- _Lavoro da fare_: Stampa senza alcuna modifica le righe a partire da quella che contiene "x-axis-label-rest: , Number" fino a quella che contiene "legend-marker-stroke-b <box>614 386", incluse entrambe.

^^^^

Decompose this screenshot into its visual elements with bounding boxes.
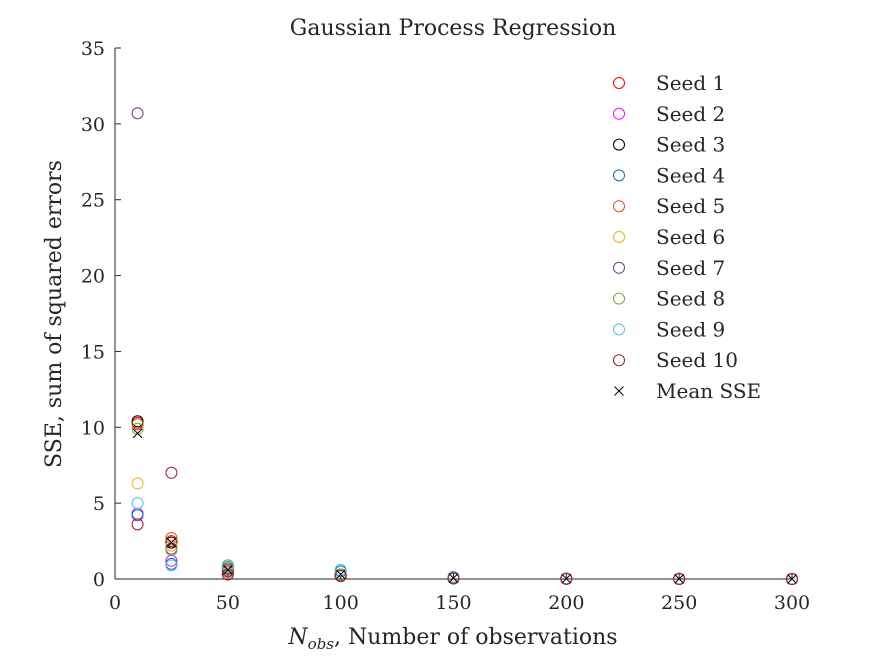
x-axis-label-rest: , Number of observations <box>334 625 618 650</box>
legend-marker <box>613 261 625 274</box>
mean-point-stroke-b <box>222 565 233 575</box>
x-tick-label: 250 <box>661 592 697 614</box>
mean-point <box>335 569 346 580</box>
x-axis-label: Nobs, Number of observations <box>287 625 617 653</box>
mean-point-stroke-b <box>674 573 685 584</box>
mean-point <box>132 428 143 439</box>
y-tick-label: 0 <box>93 569 105 591</box>
legend-label: Seed 10 <box>656 348 738 372</box>
data-point <box>131 477 144 490</box>
chart-title: Gaussian Process Regression <box>290 16 616 41</box>
legend-marker-stroke-b <box>614 386 624 396</box>
mean-point <box>166 537 177 548</box>
x-tick-label: 100 <box>323 592 359 614</box>
y-tick-label: 15 <box>81 341 105 363</box>
y-tick-label: 10 <box>81 417 105 439</box>
legend-marker <box>613 77 625 89</box>
data-point <box>131 415 144 428</box>
y-tick-label: 5 <box>93 493 105 515</box>
mean-point-stroke-b <box>787 574 797 584</box>
data-point <box>334 569 347 582</box>
data-point <box>131 518 144 531</box>
mean-point <box>222 565 233 575</box>
legend-label: Seed 7 <box>656 256 725 280</box>
legend-label: Seed 4 <box>656 163 725 187</box>
data-point <box>165 539 178 552</box>
x-tick-label: 50 <box>216 592 240 614</box>
legend-label: Seed 1 <box>656 71 725 95</box>
legend-marker <box>613 292 625 305</box>
legend-marker <box>613 138 625 151</box>
data-point <box>131 418 144 431</box>
axes: 0 50 100 150 200 250 300 0 5 10 15 20 25 30 35 <box>81 38 810 614</box>
data-point <box>131 509 144 522</box>
mean-point-stroke-b <box>561 573 572 584</box>
mean-point-stroke-b <box>166 537 177 548</box>
legend-marker <box>613 169 625 182</box>
data-point <box>165 559 178 572</box>
data-point <box>447 572 460 585</box>
data-points <box>131 107 798 585</box>
data-point <box>221 568 234 581</box>
data-point <box>334 563 347 576</box>
data-point <box>786 573 798 585</box>
y-tick-label: 25 <box>81 190 105 212</box>
legend-marker <box>613 107 625 120</box>
data-point <box>165 466 178 479</box>
data-point <box>165 544 178 557</box>
y-tick-label: 35 <box>81 38 105 60</box>
data-point <box>131 107 144 120</box>
data-point <box>131 497 144 510</box>
legend-marker <box>613 200 625 213</box>
data-point <box>673 572 686 585</box>
mean-point <box>448 573 459 583</box>
mean-point-stroke-b <box>335 569 346 580</box>
data-point <box>131 422 144 435</box>
legend-label: Mean SSE <box>656 379 761 403</box>
y-tick-label: 30 <box>81 114 105 136</box>
legend-label: Seed 2 <box>656 102 725 126</box>
x-tick-label: 0 <box>109 592 121 614</box>
legend-marker <box>613 354 625 367</box>
legend-marker <box>613 231 625 243</box>
data-point <box>165 536 178 549</box>
legend-marker <box>614 386 624 396</box>
legend-label: Seed 6 <box>656 225 725 249</box>
x-axis-label-main: N <box>287 625 308 650</box>
mean-point <box>674 573 685 584</box>
data-point <box>221 565 234 578</box>
legend-marker <box>613 323 625 336</box>
mean-point <box>787 574 797 584</box>
x-tick-label: 150 <box>435 592 471 614</box>
legend-label: Seed 3 <box>656 133 725 157</box>
mean-point <box>561 573 572 584</box>
legend: Seed 1 Seed 2 Seed 3 Seed 4 Seed 5 Seed 6 Seed… <box>613 71 761 403</box>
legend-label: Seed 8 <box>656 287 725 311</box>
data-point <box>560 572 573 585</box>
legend-label: Seed 5 <box>656 194 725 218</box>
data-point <box>221 559 234 572</box>
mean-point-stroke-b <box>448 573 459 583</box>
legend-label: Seed 9 <box>656 317 725 341</box>
y-axis-label: SSE, sum of squared errors <box>42 160 67 468</box>
y-tick-label: 20 <box>81 266 105 288</box>
x-tick-label: 300 <box>774 592 810 614</box>
mean-point-stroke-b <box>132 428 143 439</box>
x-tick-label: 200 <box>548 592 584 614</box>
x-axis-label-subscript: obs <box>308 635 335 653</box>
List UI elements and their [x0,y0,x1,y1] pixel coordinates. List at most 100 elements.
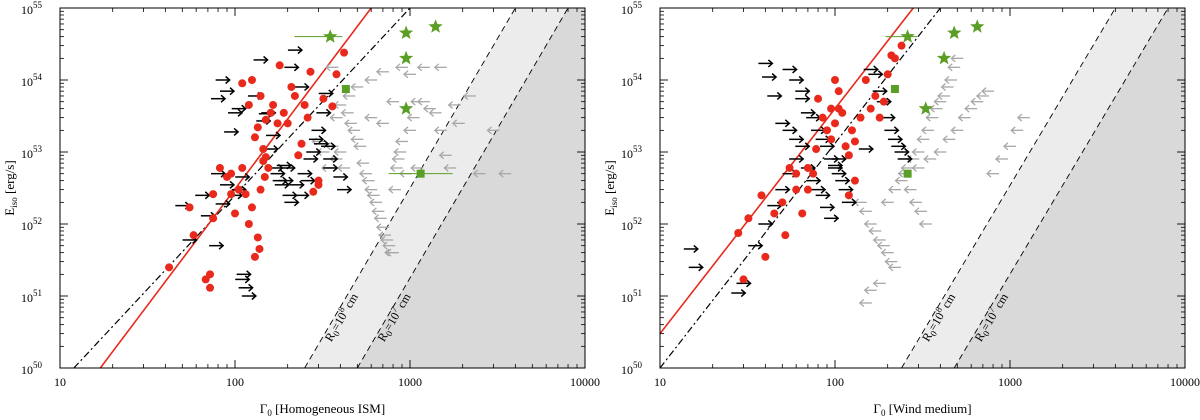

^^^^

- _Risultato del compito_:
x-axis-label-rest: , Number of observations <box>334 625 618 650</box>
legend-marker <box>613 261 625 274</box>
mean-point-stroke-b <box>222 565 233 575</box>
x-tick-label: 250 <box>661 592 697 614</box>
mean-point <box>335 569 346 580</box>
x-axis-label: Nobs, Number of observations <box>287 625 617 653</box>
mean-point-stroke-b <box>674 573 685 584</box>
mean-point <box>132 428 143 439</box>
y-tick-label: 0 <box>93 569 105 591</box>
legend-label: Seed 10 <box>656 348 738 372</box>
data-point <box>131 477 144 490</box>
chart-title: Gaussian Process Regression <box>290 16 616 41</box>
legend-marker-stroke-b <box>614 386 624 396</box>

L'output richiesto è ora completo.